▶ Work to be completed: Filter the entries that follow, copying every line in which the word "proportionally" appears.

Data excerpts:
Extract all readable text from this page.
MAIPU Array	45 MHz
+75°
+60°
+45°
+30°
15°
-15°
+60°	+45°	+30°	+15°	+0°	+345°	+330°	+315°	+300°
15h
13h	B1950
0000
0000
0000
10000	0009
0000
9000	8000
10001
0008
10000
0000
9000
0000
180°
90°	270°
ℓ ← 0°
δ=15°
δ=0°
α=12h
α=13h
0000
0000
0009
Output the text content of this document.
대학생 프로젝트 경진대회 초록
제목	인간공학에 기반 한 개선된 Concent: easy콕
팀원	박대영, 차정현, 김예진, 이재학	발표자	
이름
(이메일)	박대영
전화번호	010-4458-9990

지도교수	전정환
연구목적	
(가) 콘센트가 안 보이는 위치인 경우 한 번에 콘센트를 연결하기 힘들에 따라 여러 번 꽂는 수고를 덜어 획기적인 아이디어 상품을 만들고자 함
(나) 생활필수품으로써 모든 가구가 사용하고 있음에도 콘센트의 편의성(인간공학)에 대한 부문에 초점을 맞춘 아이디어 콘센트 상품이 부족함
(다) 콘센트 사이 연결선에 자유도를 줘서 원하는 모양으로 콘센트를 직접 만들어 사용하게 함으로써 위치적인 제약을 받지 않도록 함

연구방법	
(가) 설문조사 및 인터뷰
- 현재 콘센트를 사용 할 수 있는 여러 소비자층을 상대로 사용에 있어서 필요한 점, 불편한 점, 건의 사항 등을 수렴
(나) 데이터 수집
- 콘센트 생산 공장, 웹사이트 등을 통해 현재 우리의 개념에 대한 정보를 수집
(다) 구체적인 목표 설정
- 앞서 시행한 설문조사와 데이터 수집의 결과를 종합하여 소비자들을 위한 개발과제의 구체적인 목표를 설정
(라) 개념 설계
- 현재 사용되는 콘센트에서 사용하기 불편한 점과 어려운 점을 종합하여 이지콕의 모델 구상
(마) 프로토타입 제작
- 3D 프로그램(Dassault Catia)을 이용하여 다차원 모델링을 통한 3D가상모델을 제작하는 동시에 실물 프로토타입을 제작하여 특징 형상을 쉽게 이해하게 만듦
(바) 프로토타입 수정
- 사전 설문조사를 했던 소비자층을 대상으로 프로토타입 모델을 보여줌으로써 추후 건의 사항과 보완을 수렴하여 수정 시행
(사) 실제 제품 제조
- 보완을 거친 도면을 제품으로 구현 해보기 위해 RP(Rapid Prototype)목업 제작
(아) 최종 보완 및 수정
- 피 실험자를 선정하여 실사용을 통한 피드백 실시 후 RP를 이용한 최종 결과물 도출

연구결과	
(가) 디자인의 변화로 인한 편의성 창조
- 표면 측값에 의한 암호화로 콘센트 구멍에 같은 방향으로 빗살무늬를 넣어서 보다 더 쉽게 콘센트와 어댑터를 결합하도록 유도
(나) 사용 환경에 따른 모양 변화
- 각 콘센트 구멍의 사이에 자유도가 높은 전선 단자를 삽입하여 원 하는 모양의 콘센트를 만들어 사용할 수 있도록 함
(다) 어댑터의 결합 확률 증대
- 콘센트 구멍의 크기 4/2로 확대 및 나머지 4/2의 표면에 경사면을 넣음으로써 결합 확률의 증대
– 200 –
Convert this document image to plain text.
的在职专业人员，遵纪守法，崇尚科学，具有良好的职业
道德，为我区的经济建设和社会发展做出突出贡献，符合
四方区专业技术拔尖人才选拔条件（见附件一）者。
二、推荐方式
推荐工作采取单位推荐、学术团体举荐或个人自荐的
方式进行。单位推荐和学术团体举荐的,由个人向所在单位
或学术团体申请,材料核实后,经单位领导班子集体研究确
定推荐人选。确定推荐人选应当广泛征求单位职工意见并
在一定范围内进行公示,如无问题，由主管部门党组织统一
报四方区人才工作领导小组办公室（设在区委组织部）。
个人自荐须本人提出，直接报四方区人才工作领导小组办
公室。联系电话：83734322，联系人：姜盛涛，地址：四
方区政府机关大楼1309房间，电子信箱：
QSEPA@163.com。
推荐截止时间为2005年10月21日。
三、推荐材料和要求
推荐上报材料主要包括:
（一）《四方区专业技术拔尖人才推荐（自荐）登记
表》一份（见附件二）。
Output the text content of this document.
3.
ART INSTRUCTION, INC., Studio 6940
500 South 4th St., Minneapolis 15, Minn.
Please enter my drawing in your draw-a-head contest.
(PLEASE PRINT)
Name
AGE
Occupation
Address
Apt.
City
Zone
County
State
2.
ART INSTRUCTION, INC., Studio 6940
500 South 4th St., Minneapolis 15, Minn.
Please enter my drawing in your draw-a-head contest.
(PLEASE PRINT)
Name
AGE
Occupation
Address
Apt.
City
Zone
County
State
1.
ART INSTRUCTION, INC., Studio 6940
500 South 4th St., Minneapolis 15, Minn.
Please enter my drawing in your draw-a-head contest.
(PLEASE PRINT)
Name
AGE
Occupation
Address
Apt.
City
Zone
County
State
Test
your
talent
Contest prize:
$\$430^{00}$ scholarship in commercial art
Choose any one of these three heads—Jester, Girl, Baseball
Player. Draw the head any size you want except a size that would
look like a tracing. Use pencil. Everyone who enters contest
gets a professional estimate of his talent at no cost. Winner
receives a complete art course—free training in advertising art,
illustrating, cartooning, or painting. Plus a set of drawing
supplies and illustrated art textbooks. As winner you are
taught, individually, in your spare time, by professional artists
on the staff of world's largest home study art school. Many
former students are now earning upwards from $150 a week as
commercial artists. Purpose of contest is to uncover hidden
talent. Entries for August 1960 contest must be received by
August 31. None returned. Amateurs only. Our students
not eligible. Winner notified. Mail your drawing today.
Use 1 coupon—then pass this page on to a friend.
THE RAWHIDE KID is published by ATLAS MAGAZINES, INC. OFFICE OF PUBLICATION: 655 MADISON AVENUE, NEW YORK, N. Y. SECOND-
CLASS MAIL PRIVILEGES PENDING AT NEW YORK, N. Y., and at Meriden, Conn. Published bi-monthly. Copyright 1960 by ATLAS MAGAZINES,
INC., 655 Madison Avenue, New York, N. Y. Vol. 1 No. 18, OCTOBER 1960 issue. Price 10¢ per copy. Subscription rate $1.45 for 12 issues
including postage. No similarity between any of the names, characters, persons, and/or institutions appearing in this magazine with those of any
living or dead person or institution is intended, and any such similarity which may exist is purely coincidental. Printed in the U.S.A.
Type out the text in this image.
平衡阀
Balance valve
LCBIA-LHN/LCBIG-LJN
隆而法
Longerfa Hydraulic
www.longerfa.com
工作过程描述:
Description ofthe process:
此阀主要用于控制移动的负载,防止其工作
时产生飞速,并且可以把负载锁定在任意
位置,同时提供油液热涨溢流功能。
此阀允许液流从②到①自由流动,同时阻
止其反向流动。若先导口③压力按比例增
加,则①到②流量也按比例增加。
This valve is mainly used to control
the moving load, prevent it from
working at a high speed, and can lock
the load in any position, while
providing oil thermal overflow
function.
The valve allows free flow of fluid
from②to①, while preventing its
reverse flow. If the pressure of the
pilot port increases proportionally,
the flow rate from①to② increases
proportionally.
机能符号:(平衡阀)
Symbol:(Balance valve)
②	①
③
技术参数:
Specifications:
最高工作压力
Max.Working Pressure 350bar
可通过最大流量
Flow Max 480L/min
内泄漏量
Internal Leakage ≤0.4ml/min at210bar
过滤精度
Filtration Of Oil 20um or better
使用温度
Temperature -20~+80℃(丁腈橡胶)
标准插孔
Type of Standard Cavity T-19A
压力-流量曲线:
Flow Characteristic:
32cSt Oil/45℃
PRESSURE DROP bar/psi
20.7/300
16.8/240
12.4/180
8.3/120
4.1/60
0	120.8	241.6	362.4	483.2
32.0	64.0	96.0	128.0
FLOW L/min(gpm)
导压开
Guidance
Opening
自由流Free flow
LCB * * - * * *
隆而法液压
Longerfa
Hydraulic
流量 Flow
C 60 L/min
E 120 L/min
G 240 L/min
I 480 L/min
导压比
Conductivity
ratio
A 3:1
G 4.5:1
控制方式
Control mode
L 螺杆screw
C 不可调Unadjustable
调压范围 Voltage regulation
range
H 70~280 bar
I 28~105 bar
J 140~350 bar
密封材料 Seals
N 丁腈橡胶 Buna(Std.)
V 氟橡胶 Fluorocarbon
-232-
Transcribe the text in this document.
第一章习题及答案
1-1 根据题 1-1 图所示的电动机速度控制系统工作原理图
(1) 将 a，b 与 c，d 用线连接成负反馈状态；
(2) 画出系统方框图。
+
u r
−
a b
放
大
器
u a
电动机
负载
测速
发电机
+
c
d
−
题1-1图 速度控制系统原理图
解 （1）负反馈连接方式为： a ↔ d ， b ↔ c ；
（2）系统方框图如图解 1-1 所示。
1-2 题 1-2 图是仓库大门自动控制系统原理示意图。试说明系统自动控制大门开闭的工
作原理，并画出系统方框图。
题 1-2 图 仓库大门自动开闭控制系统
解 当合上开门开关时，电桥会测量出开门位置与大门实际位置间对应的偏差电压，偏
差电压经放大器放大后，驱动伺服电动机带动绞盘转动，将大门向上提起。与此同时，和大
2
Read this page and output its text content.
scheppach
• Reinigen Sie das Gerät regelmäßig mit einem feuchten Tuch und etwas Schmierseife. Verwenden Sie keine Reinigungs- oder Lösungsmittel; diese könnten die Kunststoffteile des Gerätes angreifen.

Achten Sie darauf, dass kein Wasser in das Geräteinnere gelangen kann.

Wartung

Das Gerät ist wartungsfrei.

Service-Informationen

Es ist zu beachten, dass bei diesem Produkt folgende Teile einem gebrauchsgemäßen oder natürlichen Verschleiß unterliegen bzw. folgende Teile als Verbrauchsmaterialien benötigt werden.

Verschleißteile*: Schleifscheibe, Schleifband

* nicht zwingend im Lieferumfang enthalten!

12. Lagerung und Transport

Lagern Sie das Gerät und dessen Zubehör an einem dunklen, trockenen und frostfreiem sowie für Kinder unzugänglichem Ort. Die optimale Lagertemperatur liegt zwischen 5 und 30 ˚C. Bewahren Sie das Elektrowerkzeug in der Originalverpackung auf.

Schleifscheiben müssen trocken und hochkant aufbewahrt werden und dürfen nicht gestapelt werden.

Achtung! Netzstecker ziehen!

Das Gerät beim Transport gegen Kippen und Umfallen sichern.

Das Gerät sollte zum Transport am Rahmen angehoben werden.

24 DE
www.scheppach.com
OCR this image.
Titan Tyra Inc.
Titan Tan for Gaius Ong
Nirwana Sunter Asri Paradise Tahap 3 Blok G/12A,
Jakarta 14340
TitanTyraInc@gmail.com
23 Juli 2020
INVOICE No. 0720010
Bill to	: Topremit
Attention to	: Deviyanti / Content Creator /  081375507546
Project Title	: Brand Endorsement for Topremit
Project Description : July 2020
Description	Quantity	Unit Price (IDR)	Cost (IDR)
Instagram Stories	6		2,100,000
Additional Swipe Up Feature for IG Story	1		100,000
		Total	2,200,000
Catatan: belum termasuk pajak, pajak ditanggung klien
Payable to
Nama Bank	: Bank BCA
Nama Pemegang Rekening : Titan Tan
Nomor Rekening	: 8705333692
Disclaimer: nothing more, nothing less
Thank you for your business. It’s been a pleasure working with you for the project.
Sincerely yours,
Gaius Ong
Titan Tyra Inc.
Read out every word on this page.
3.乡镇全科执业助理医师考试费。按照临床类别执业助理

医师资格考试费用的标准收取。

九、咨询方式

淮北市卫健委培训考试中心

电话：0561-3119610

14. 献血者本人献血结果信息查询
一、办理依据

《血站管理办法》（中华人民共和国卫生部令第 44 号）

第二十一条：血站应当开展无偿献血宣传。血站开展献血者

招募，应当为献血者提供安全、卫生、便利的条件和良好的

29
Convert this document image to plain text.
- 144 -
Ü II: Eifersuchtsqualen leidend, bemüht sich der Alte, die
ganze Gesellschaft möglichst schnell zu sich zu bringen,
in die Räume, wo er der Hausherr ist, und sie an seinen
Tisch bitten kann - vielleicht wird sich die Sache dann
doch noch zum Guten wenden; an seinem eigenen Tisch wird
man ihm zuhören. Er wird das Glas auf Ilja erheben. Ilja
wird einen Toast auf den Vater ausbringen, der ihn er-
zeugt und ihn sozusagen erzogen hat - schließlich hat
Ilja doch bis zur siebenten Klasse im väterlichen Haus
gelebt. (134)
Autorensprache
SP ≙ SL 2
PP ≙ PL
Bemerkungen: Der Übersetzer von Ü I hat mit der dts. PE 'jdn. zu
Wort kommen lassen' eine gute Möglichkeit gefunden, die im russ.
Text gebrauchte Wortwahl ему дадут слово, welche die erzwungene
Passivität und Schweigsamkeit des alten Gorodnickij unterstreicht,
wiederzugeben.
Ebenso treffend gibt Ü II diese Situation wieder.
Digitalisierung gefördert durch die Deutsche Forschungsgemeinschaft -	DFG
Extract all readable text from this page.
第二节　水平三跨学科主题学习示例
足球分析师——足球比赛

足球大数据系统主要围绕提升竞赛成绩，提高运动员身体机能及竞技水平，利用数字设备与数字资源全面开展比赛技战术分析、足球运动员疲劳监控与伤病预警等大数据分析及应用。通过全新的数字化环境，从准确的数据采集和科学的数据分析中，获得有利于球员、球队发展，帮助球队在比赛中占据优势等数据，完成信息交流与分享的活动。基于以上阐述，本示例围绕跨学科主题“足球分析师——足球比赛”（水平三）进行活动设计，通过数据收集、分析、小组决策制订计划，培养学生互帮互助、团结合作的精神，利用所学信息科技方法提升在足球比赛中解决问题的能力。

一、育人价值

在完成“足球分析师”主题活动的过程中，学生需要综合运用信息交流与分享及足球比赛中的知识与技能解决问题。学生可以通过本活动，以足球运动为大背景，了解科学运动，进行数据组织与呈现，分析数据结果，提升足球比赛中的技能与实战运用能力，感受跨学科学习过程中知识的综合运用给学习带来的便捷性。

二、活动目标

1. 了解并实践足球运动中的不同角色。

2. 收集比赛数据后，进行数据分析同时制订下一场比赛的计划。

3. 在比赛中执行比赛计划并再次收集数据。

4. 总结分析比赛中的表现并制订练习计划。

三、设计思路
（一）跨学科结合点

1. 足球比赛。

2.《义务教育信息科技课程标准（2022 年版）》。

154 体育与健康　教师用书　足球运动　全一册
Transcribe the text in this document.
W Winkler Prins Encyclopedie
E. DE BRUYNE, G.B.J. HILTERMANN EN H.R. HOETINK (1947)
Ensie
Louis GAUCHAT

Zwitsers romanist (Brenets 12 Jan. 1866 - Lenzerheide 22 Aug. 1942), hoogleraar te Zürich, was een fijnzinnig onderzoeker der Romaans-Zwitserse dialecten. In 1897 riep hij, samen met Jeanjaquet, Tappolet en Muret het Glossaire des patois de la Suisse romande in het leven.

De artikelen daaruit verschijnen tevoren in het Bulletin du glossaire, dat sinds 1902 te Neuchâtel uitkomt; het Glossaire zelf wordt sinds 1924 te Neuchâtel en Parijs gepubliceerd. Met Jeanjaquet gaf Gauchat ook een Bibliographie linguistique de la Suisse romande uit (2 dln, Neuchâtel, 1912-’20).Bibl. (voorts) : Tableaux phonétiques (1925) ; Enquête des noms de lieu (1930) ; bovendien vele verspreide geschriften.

▶ Expected output:
pilot port increases proportionally,
proportionally.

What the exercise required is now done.